### [What the task requires]
Set down each line of the material that follows, exactly, with no pictures.

### [Given information]
====
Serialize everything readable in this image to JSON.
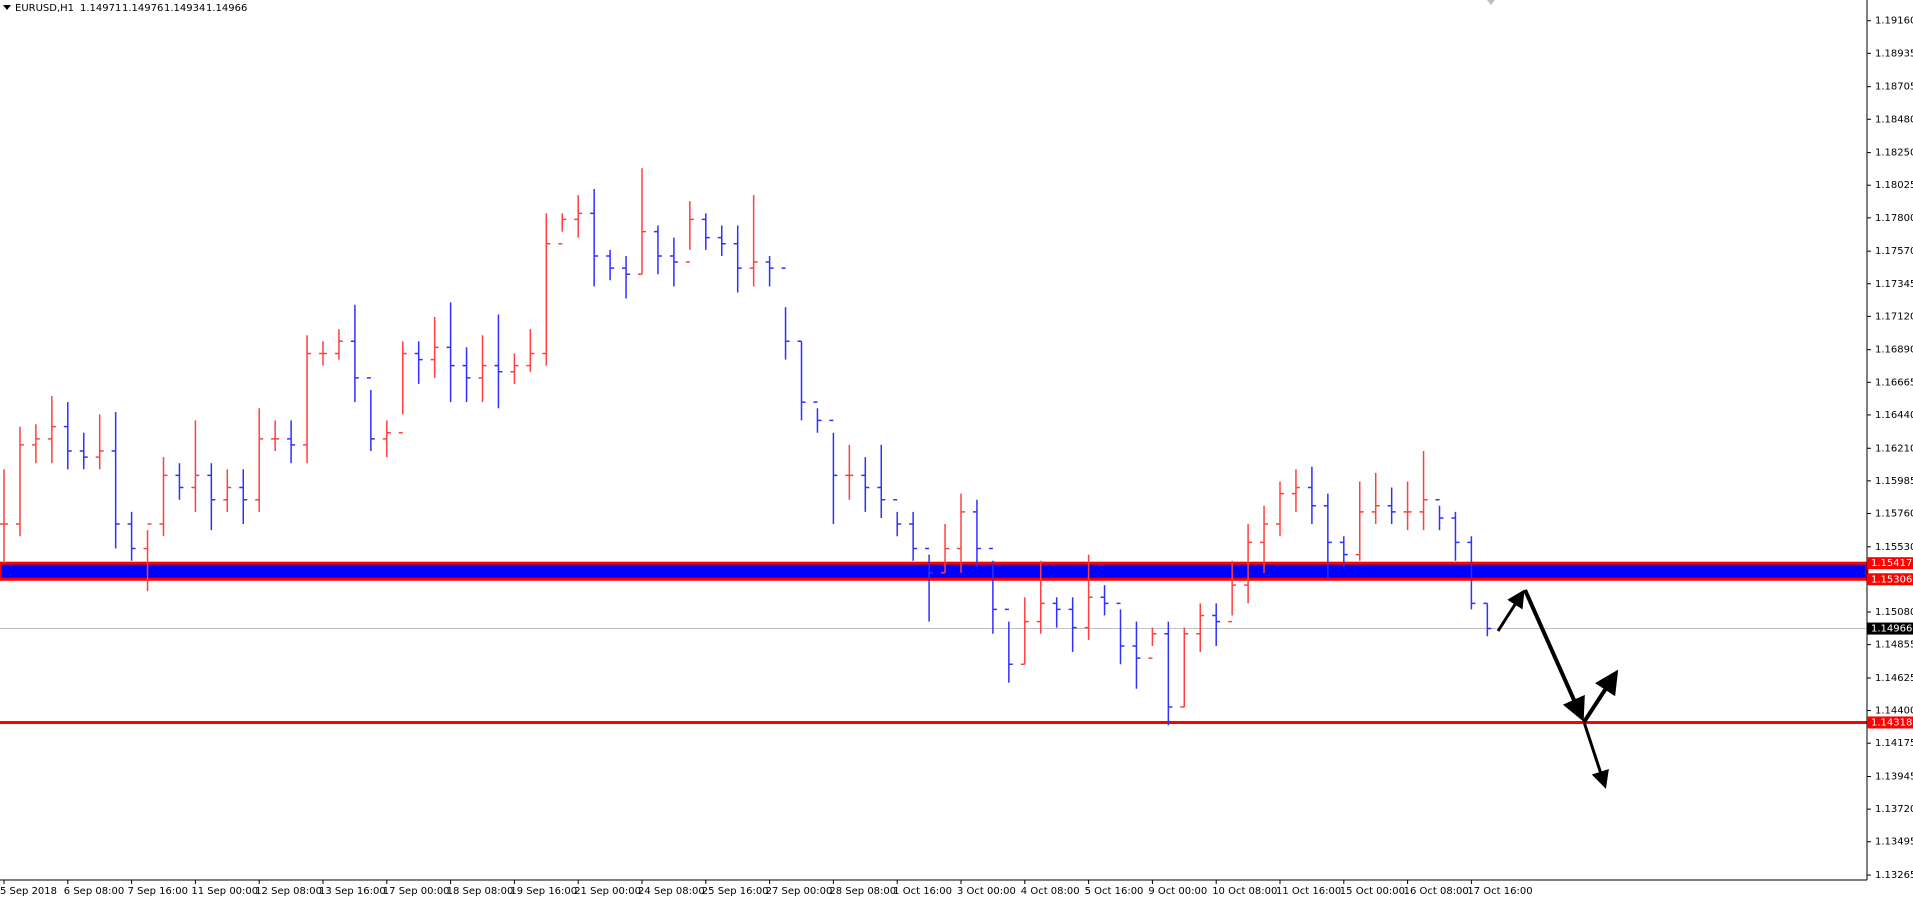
{
  "chart_data": {
    "type": "ohlc",
    "symbol": "EURUSD,H1",
    "header_prices": [
      1.14971,
      1.14976,
      1.14934,
      1.14966
    ],
    "categories": [
      "5 Sep 2018",
      "6 Sep 08:00",
      "7 Sep 16:00",
      "11 Sep 00:00",
      "12 Sep 08:00",
      "13 Sep 16:00",
      "17 Sep 00:00",
      "18 Sep 08:00",
      "19 Sep 16:00",
      "21 Sep 00:00",
      "24 Sep 08:00",
      "25 Sep 16:00",
      "27 Sep 00:00",
      "28 Sep 08:00",
      "1 Oct 16:00",
      "3 Oct 00:00",
      "4 Oct 08:00",
      "5 Oct 16:00",
      "9 Oct 00:00",
      "10 Oct 08:00",
      "11 Oct 16:00",
      "15 Oct 00:00",
      "16 Oct 08:00",
      "17 Oct 16:00"
    ],
    "high": [
      1.16065,
      1.16359,
      1.16376,
      1.1657,
      1.16528,
      1.16317,
      1.16444,
      1.1646,
      1.15771,
      1.15645,
      1.16149,
      1.16107,
      1.16402,
      1.16107,
      1.16065,
      1.16065,
      1.16486,
      1.16402,
      1.16402,
      1.1699,
      1.16948,
      1.17032,
      1.172,
      1.16612,
      1.16402,
      1.16948,
      1.16948,
      1.17116,
      1.17217,
      1.16906,
      1.1699,
      1.17133,
      1.16864,
      1.17032,
      1.17831,
      1.17831,
      1.17957,
      1.17999,
      1.17579,
      1.17537,
      1.18142,
      1.17747,
      1.17663,
      1.17915,
      1.17831,
      1.17747,
      1.17747,
      1.17957,
      1.17537,
      1.17184,
      1.16948,
      1.16486,
      1.16317,
      1.16233,
      1.16149,
      1.16233,
      1.15771,
      1.15771,
      1.15476,
      1.15687,
      1.15897,
      1.15855,
      1.15434,
      1.15014,
      1.15182,
      1.15434,
      1.15182,
      1.15182,
      1.15476,
      1.15266,
      1.15098,
      1.15014,
      1.14972,
      1.15014,
      1.14972,
      1.1514,
      1.1514,
      1.15434,
      1.15687,
      1.15813,
      1.15981,
      1.16065,
      1.16082,
      1.15897,
      1.15603,
      1.15981,
      1.1604,
      1.15939,
      1.15981,
      1.16191,
      1.15813,
      1.15771,
      1.15603,
      1.1514
    ],
    "low": [
      1.15418,
      1.15603,
      1.16107,
      1.16107,
      1.16065,
      1.16065,
      1.16065,
      1.15518,
      1.15434,
      1.15224,
      1.15603,
      1.15855,
      1.15771,
      1.15645,
      1.15771,
      1.15687,
      1.15771,
      1.16191,
      1.16107,
      1.16107,
      1.1678,
      1.16822,
      1.16528,
      1.16191,
      1.16149,
      1.16444,
      1.16654,
      1.16696,
      1.16528,
      1.16528,
      1.16528,
      1.16486,
      1.16654,
      1.16738,
      1.1678,
      1.17705,
      1.17663,
      1.17327,
      1.17369,
      1.17243,
      1.17411,
      1.17411,
      1.17327,
      1.17579,
      1.17579,
      1.17537,
      1.17285,
      1.17327,
      1.17327,
      1.16822,
      1.16402,
      1.16317,
      1.15687,
      1.15855,
      1.15771,
      1.15729,
      1.15603,
      1.15434,
      1.15014,
      1.1535,
      1.1535,
      1.15392,
      1.1493,
      1.14593,
      1.1472,
      1.1493,
      1.14972,
      1.14804,
      1.14888,
      1.15056,
      1.1472,
      1.14551,
      1.14846,
      1.14299,
      1.14425,
      1.14804,
      1.14846,
      1.15056,
      1.1514,
      1.1535,
      1.15603,
      1.15771,
      1.15687,
      1.15308,
      1.15392,
      1.15434,
      1.15687,
      1.15687,
      1.15645,
      1.15645,
      1.15645,
      1.15434,
      1.15098,
      1.14913
    ],
    "close": [
      1.15687,
      1.16233,
      1.16275,
      1.16359,
      1.16191,
      1.16149,
      1.16191,
      1.15687,
      1.15518,
      1.15687,
      1.16023,
      1.15939,
      1.16023,
      1.15855,
      1.15939,
      1.15855,
      1.16275,
      1.16275,
      1.16233,
      1.16864,
      1.16864,
      1.16948,
      1.16696,
      1.16275,
      1.16317,
      1.16864,
      1.16822,
      1.16906,
      1.1678,
      1.16696,
      1.1678,
      1.16738,
      1.1678,
      1.16864,
      1.17621,
      1.17789,
      1.17831,
      1.17537,
      1.17453,
      1.17411,
      1.17705,
      1.17537,
      1.17495,
      1.17789,
      1.17663,
      1.17621,
      1.17453,
      1.17495,
      1.17453,
      1.16948,
      1.16528,
      1.16402,
      1.16023,
      1.16023,
      1.15939,
      1.15855,
      1.15687,
      1.15518,
      1.1535,
      1.15518,
      1.15771,
      1.15518,
      1.15098,
      1.1472,
      1.15014,
      1.1514,
      1.15098,
      1.14972,
      1.15182,
      1.1514,
      1.14846,
      1.14762,
      1.1493,
      1.14425,
      1.1493,
      1.15056,
      1.15014,
      1.15266,
      1.15561,
      1.15687,
      1.15897,
      1.15939,
      1.15813,
      1.15561,
      1.15476,
      1.15771,
      1.15813,
      1.15771,
      1.15771,
      1.15855,
      1.15729,
      1.15561,
      1.1514,
      1.14966
    ],
    "up_color": "#ff4040",
    "down_color": "#3030ff",
    "ylim": [
      1.13231,
      1.19303
    ],
    "yticks": [
      {
        "value": 1.1916,
        "label": "1.19160"
      },
      1.18935,
      1.18705,
      {
        "value": 1.1848,
        "label": "1.18480"
      },
      {
        "value": 1.1825,
        "label": "1.18250"
      },
      1.18025,
      {
        "value": 1.178,
        "label": "1.17800"
      },
      {
        "value": 1.1757,
        "label": "1.17570"
      },
      1.17345,
      {
        "value": 1.1712,
        "label": "1.17120"
      },
      {
        "value": 1.1689,
        "label": "1.16890"
      },
      1.16665,
      {
        "value": 1.1644,
        "label": "1.16440"
      },
      {
        "value": 1.1621,
        "label": "1.16210"
      },
      1.15985,
      {
        "value": 1.1576,
        "label": "1.15760"
      },
      {
        "value": 1.1553,
        "label": "1.15530"
      },
      {
        "value": 1.1508,
        "label": "1.15080"
      },
      1.14855,
      1.14625,
      {
        "value": 1.144,
        "label": "1.14400"
      },
      1.14175,
      1.13945,
      {
        "value": 1.1372,
        "label": "1.13720"
      },
      1.13495,
      1.13265
    ],
    "zone": {
      "top": 1.15417,
      "bottom": 1.15306,
      "fill": "#0000ff",
      "border": "#ff0000"
    },
    "levels": [
      {
        "value": 1.14318,
        "color": "#ff0000"
      }
    ],
    "current_price": 1.14966
  }
}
====
### [Exercise result]
Serialize everything readable in this image to JSON.
{
  "chart_data": {
    "type": "ohlc",
    "symbol": "EURUSD,H1",
    "header_prices": [
      1.14971,
      1.14976,
      1.14934,
      1.14966
    ],
    "categories": [
      "5 Sep 2018",
      "6 Sep 08:00",
      "7 Sep 16:00",
      "11 Sep 00:00",
      "12 Sep 08:00",
      "13 Sep 16:00",
      "17 Sep 00:00",
      "18 Sep 08:00",
      "19 Sep 16:00",
      "21 Sep 00:00",
      "24 Sep 08:00",
      "25 Sep 16:00",
      "27 Sep 00:00",
      "28 Sep 08:00",
      "1 Oct 16:00",
      "3 Oct 00:00",
      "4 Oct 08:00",
      "5 Oct 16:00",
      "9 Oct 00:00",
      "10 Oct 08:00",
      "11 Oct 16:00",
      "15 Oct 00:00",
      "16 Oct 08:00",
      "17 Oct 16:00"
    ],
    "high": [
      1.16065,
      1.16359,
      1.16376,
      1.1657,
      1.16528,
      1.16317,
      1.16444,
      1.1646,
      1.15771,
      1.15645,
      1.16149,
      1.16107,
      1.16402,
      1.16107,
      1.16065,
      1.16065,
      1.16486,
      1.16402,
      1.16402,
      1.1699,
      1.16948,
      1.17032,
      1.172,
      1.16612,
      1.16402,
      1.16948,
      1.16948,
      1.17116,
      1.17217,
      1.16906,
      1.1699,
      1.17133,
      1.16864,
      1.17032,
      1.17831,
      1.17831,
      1.17957,
      1.17999,
      1.17579,
      1.17537,
      1.18142,
      1.17747,
      1.17663,
      1.17915,
      1.17831,
      1.17747,
      1.17747,
      1.17957,
      1.17537,
      1.17184,
      1.16948,
      1.16486,
      1.16317,
      1.16233,
      1.16149,
      1.16233,
      1.15771,
      1.15771,
      1.15476,
      1.15687,
      1.15897,
      1.15855,
      1.15434,
      1.15014,
      1.15182,
      1.15434,
      1.15182,
      1.15182,
      1.15476,
      1.15266,
      1.15098,
      1.15014,
      1.14972,
      1.15014,
      1.14972,
      1.1514,
      1.1514,
      1.15434,
      1.15687,
      1.15813,
      1.15981,
      1.16065,
      1.16082,
      1.15897,
      1.15603,
      1.15981,
      1.1604,
      1.15939,
      1.15981,
      1.16191,
      1.15813,
      1.15771,
      1.15603,
      1.1514
    ],
    "low": [
      1.15418,
      1.15603,
      1.16107,
      1.16107,
      1.16065,
      1.16065,
      1.16065,
      1.15518,
      1.15434,
      1.15224,
      1.15603,
      1.15855,
      1.15771,
      1.15645,
      1.15771,
      1.15687,
      1.15771,
      1.16191,
      1.16107,
      1.16107,
      1.1678,
      1.16822,
      1.16528,
      1.16191,
      1.16149,
      1.16444,
      1.16654,
      1.16696,
      1.16528,
      1.16528,
      1.16528,
      1.16486,
      1.16654,
      1.16738,
      1.1678,
      1.17705,
      1.17663,
      1.17327,
      1.17369,
      1.17243,
      1.17411,
      1.17411,
      1.17327,
      1.17579,
      1.17579,
      1.17537,
      1.17285,
      1.17327,
      1.17327,
      1.16822,
      1.16402,
      1.16317,
      1.15687,
      1.15855,
      1.15771,
      1.15729,
      1.15603,
      1.15434,
      1.15014,
      1.1535,
      1.1535,
      1.15392,
      1.1493,
      1.14593,
      1.1472,
      1.1493,
      1.14972,
      1.14804,
      1.14888,
      1.15056,
      1.1472,
      1.14551,
      1.14846,
      1.14299,
      1.14425,
      1.14804,
      1.14846,
      1.15056,
      1.1514,
      1.1535,
      1.15603,
      1.15771,
      1.15687,
      1.15308,
      1.15392,
      1.15434,
      1.15687,
      1.15687,
      1.15645,
      1.15645,
      1.15645,
      1.15434,
      1.15098,
      1.14913
    ],
    "close": [
      1.15687,
      1.16233,
      1.16275,
      1.16359,
      1.16191,
      1.16149,
      1.16191,
      1.15687,
      1.15518,
      1.15687,
      1.16023,
      1.15939,
      1.16023,
      1.15855,
      1.15939,
      1.15855,
      1.16275,
      1.16275,
      1.16233,
      1.16864,
      1.16864,
      1.16948,
      1.16696,
      1.16275,
      1.16317,
      1.16864,
      1.16822,
      1.16906,
      1.1678,
      1.16696,
      1.1678,
      1.16738,
      1.1678,
      1.16864,
      1.17621,
      1.17789,
      1.17831,
      1.17537,
      1.17453,
      1.17411,
      1.17705,
      1.17537,
      1.17495,
      1.17789,
      1.17663,
      1.17621,
      1.17453,
      1.17495,
      1.17453,
      1.16948,
      1.16528,
      1.16402,
      1.16023,
      1.16023,
      1.15939,
      1.15855,
      1.15687,
      1.15518,
      1.1535,
      1.15518,
      1.15771,
      1.15518,
      1.15098,
      1.1472,
      1.15014,
      1.1514,
      1.15098,
      1.14972,
      1.15182,
      1.1514,
      1.14846,
      1.14762,
      1.1493,
      1.14425,
      1.1493,
      1.15056,
      1.15014,
      1.15266,
      1.15561,
      1.15687,
      1.15897,
      1.15939,
      1.15813,
      1.15561,
      1.15476,
      1.15771,
      1.15813,
      1.15771,
      1.15771,
      1.15855,
      1.15729,
      1.15561,
      1.1514,
      1.14966
    ],
    "up_color": "#ff4040",
    "down_color": "#3030ff",
    "ylim": [
      1.13231,
      1.19303
    ],
    "yticks": [
      {
        "value": 1.1916,
        "label": "1.19160"
      },
      1.18935,
      1.18705,
      {
        "value": 1.1848,
        "label": "1.18480"
      },
      {
        "value": 1.1825,
        "label": "1.18250"
      },
      1.18025,
      {
        "value": 1.178,
        "label": "1.17800"
      },
      {
        "value": 1.1757,
        "label": "1.17570"
      },
      1.17345,
      {
        "value": 1.1712,
        "label": "1.17120"
      },
      {
        "value": 1.1689,
        "label": "1.16890"
      },
      1.16665,
      {
        "value": 1.1644,
        "label": "1.16440"
      },
      {
        "value": 1.1621,
        "label": "1.16210"
      },
      1.15985,
      {
        "value": 1.1576,
        "label": "1.15760"
      },
      {
        "value": 1.1553,
        "label": "1.15530"
      },
      {
        "value": 1.1508,
        "label": "1.15080"
      },
      1.14855,
      1.14625,
      {
        "value": 1.144,
        "label": "1.14400"
      },
      1.14175,
      1.13945,
      {
        "value": 1.1372,
        "label": "1.13720"
      },
      1.13495,
      1.13265
    ],
    "zone": {
      "top": 1.15417,
      "bottom": 1.15306,
      "fill": "#0000ff",
      "border": "#ff0000"
    },
    "levels": [
      {
        "value": 1.14318,
        "color": "#ff0000"
      }
    ],
    "current_price": 1.14966
  }
}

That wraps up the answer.